_What you are asked to do_. Gather all lines with the word "JSON" in them.

_Stored data_.
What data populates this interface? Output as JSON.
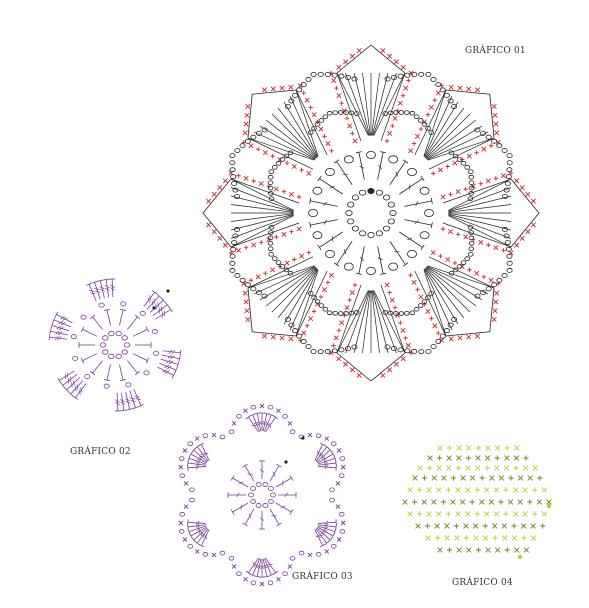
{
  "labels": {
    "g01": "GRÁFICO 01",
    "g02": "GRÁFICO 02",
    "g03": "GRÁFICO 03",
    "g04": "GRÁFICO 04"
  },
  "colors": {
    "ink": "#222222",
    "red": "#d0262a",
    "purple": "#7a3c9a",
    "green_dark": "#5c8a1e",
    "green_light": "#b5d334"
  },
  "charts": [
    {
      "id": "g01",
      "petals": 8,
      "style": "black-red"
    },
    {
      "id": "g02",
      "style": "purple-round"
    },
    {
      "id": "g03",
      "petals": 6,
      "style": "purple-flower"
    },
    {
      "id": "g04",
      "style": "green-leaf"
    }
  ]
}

---

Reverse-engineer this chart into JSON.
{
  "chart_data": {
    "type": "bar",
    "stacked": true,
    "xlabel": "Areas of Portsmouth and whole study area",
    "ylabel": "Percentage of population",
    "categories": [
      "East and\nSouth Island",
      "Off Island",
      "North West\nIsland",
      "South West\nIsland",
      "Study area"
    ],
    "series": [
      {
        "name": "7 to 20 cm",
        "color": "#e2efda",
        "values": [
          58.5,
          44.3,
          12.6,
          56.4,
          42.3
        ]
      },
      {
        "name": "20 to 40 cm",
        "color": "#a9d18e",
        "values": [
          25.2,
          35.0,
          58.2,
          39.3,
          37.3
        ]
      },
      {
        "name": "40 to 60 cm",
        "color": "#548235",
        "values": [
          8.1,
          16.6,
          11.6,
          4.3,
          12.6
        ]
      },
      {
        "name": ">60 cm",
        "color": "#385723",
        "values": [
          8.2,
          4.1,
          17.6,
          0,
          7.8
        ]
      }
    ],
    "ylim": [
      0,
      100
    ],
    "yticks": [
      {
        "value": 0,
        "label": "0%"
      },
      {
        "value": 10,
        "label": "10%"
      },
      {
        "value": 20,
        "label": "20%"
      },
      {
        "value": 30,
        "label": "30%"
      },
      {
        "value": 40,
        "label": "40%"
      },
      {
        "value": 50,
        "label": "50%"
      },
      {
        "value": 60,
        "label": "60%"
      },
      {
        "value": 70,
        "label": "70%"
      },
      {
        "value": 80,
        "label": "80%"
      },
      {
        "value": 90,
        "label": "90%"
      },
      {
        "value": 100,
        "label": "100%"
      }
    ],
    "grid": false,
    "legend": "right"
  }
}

_The output_.
What data populates this interface? Output as JSON.
Reverse-engineer this chart into JSON.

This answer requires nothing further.